## Short problem
Exactly reproduce the line that contains "Output the underlying" and all lines after it in the entries below, through the very last line.

** Start **

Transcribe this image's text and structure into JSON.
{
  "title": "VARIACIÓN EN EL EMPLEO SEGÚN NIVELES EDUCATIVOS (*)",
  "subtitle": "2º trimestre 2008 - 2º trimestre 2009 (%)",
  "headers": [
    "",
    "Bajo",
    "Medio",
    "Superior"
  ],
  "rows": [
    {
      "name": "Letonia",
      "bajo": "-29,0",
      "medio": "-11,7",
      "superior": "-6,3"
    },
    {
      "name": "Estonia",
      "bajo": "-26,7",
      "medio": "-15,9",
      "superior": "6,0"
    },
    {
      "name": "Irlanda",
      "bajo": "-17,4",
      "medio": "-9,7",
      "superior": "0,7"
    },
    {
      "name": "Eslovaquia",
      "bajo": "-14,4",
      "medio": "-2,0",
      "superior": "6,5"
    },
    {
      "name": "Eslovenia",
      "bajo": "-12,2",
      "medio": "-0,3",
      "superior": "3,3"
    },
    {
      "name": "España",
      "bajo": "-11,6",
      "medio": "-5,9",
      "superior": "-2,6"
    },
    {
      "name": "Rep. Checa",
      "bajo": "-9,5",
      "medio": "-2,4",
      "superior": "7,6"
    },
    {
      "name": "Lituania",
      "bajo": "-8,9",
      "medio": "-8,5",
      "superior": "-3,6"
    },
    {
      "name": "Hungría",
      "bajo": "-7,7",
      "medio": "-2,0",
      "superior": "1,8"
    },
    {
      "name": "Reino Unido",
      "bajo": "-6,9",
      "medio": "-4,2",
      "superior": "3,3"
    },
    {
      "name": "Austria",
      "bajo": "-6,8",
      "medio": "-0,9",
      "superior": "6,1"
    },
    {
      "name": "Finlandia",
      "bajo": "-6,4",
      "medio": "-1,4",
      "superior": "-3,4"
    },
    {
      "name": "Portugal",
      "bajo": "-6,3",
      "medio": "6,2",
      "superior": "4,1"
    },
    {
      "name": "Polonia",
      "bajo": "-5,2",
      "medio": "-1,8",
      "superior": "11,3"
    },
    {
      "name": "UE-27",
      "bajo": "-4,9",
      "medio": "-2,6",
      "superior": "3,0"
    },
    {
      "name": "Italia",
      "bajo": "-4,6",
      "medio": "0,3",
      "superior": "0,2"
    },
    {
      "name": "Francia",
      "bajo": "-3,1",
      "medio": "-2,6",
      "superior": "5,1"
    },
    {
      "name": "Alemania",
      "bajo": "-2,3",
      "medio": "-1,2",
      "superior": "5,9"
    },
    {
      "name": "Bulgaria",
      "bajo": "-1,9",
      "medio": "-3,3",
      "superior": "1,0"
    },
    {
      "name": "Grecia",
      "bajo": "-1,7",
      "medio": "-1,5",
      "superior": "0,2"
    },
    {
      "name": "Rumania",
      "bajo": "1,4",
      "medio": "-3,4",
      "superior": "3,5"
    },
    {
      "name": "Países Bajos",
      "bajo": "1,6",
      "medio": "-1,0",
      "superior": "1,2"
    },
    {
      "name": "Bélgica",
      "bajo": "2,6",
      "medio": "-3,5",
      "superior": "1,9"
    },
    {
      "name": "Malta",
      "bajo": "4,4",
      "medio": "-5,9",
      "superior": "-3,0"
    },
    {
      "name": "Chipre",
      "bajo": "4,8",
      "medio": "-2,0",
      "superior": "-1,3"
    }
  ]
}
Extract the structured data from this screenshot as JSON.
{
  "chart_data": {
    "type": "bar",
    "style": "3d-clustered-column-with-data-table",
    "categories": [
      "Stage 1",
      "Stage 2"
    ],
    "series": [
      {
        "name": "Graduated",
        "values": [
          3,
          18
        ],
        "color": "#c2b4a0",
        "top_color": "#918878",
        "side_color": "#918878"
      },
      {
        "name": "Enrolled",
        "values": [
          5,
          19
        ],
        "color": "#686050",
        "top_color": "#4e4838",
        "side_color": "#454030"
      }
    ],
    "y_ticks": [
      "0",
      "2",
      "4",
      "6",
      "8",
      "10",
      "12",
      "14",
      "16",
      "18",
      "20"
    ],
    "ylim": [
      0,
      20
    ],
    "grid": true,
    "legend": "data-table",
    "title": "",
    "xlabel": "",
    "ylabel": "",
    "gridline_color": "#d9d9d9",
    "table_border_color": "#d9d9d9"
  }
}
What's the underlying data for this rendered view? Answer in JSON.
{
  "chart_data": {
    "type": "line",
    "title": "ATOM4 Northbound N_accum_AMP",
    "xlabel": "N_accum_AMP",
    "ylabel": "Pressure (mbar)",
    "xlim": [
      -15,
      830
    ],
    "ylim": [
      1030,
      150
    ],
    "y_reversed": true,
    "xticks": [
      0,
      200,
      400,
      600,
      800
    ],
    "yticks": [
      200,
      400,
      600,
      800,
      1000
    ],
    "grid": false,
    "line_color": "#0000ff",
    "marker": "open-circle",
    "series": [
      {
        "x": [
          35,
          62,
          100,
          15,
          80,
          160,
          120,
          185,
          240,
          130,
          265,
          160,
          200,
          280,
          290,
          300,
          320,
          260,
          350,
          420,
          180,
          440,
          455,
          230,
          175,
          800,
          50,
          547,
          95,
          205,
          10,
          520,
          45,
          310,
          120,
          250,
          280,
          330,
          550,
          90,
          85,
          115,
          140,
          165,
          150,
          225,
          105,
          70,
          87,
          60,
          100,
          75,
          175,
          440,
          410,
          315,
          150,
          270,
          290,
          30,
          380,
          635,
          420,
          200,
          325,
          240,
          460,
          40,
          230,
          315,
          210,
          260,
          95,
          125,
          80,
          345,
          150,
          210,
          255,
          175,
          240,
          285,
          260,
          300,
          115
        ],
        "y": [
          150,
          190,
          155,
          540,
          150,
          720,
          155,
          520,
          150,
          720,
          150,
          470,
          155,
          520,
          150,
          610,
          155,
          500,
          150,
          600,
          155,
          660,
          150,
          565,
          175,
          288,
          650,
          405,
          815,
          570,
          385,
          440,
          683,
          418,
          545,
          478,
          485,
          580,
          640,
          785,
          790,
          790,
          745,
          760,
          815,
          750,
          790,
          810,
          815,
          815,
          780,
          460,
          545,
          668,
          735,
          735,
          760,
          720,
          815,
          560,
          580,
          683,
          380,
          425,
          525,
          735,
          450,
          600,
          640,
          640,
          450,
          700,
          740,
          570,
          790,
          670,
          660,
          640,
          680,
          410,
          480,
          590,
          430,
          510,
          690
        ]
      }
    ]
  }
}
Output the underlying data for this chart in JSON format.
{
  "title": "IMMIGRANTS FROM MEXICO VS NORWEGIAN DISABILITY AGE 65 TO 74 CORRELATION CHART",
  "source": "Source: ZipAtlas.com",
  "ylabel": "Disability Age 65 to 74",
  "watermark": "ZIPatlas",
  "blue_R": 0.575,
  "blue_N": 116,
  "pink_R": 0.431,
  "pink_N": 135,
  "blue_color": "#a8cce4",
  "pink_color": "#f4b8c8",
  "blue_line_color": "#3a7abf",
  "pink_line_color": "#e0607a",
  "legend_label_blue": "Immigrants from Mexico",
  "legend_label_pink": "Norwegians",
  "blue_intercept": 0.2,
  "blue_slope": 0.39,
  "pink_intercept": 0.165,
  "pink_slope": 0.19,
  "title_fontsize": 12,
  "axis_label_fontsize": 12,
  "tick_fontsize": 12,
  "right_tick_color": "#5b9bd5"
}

** End **

## Answer to this problem
Output the underlying data for this chart in JSON format.
{
  "title": "IMMIGRANTS FROM MEXICO VS NORWEGIAN DISABILITY AGE 65 TO 74 CORRELATION CHART",
  "source": "Source: ZipAtlas.com",
  "ylabel": "Disability Age 65 to 74",
  "watermark": "ZIPatlas",
  "blue_R": 0.575,
  "blue_N": 116,
  "pink_R": 0.431,
  "pink_N": 135,
  "blue_color": "#a8cce4",
  "pink_color": "#f4b8c8",
  "blue_line_color": "#3a7abf",
  "pink_line_color": "#e0607a",
  "legend_label_blue": "Immigrants from Mexico",
  "legend_label_pink": "Norwegians",
  "blue_intercept": 0.2,
  "blue_slope": 0.39,
  "pink_intercept": 0.165,
  "pink_slope": 0.19,
  "title_fontsize": 12,
  "axis_label_fontsize": 12,
  "tick_fontsize": 12,
  "right_tick_color": "#5b9bd5"
}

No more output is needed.